A - A hard puzzle解题报告（陈渊）

A - A hard puzzle

Time Limit:1000MS     Memory Limit:32768KB     64bit IO Format:%I64d & %I64u

Submit  Status  Practice  HDU 1097

Description

lcy gives a hard puzzle to feng5166,lwg,JGShining and Ignatius: gave a and b,how to know the a^b.everybody objects to this BT problem,so lcy makes the problem easier than begin.
this puzzle describes that: gave a and b,how to know the a^b's the last digit number.But everybody is too lazy to slove this problem,so they remit to you who is wise.

 

Input

There are mutiple test cases. Each test cases consists of two numbers a and b(0<a,b<=2^30)

 

Output

For each test case, you should output the a^b's last digit number.

 

Sample Input

        
        
        
        

         
         
         
         7 66
8 800
        
        
        
        

 

Sample Output

        
        
        
        

         
         
         
         9
6
        
        
        
        

 

这个题目要注意两点，一个就是记得要用余数来计算，不能用a直接计算，第二个就是要注意余数的循环，其他的应该没有什么问题了。

#include<iostream>
using namespace std;
int main()
{
	int a,b,i,j=2,num,c[1000];
	while(cin>>a>>b)
	{
		a=a%10;
		c[1]=a;
		num=a;
		for(i=2;i<=b;i++)
		{
			num=num*a%10;
			if(num==a)
				goto next;
			else
				c[i]=num;
		}
next:
		j=b%(i-1);
		if(j==0)
			j=j+i-1;
		cout<<c[j]<<endl;
	}
	return 0;
}

·····

§ Direction: Quote the write-up on the last-digit puzzle from "lcy gives a" up to and including "a^b's last digit number.".

§ Data block:
·····

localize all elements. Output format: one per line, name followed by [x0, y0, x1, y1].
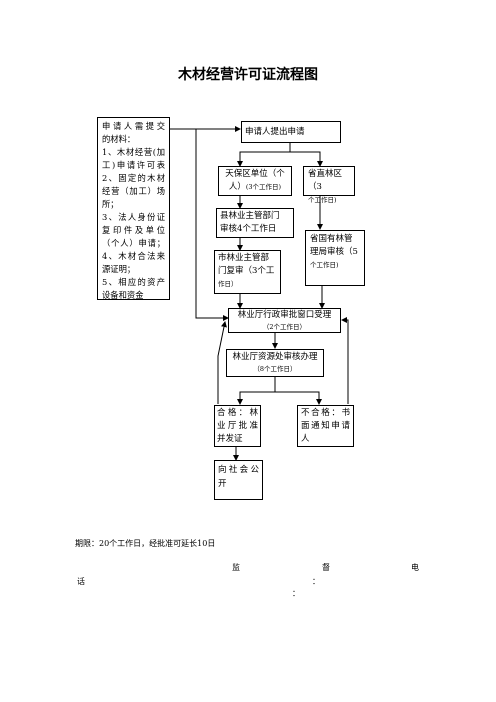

·····

§ Exercise result:
lcy gives a hard puzzle to feng5166,lwg,JGShining and Ignatius: gave a and b,how to know the a^b.everybody objects to this BT problem,so lcy makes the problem easier than begin.
this puzzle describes that: gave a and b,how to know the a^b's the last digit number.But everybody is too lazy to slove this problem,so they remit to you who is wise.

 

Input

There are mutiple test cases. Each test cases consists of two numbers a and b(0<a,b<=2^30)

 

Output

For each test case, you should output the a^b's last digit number.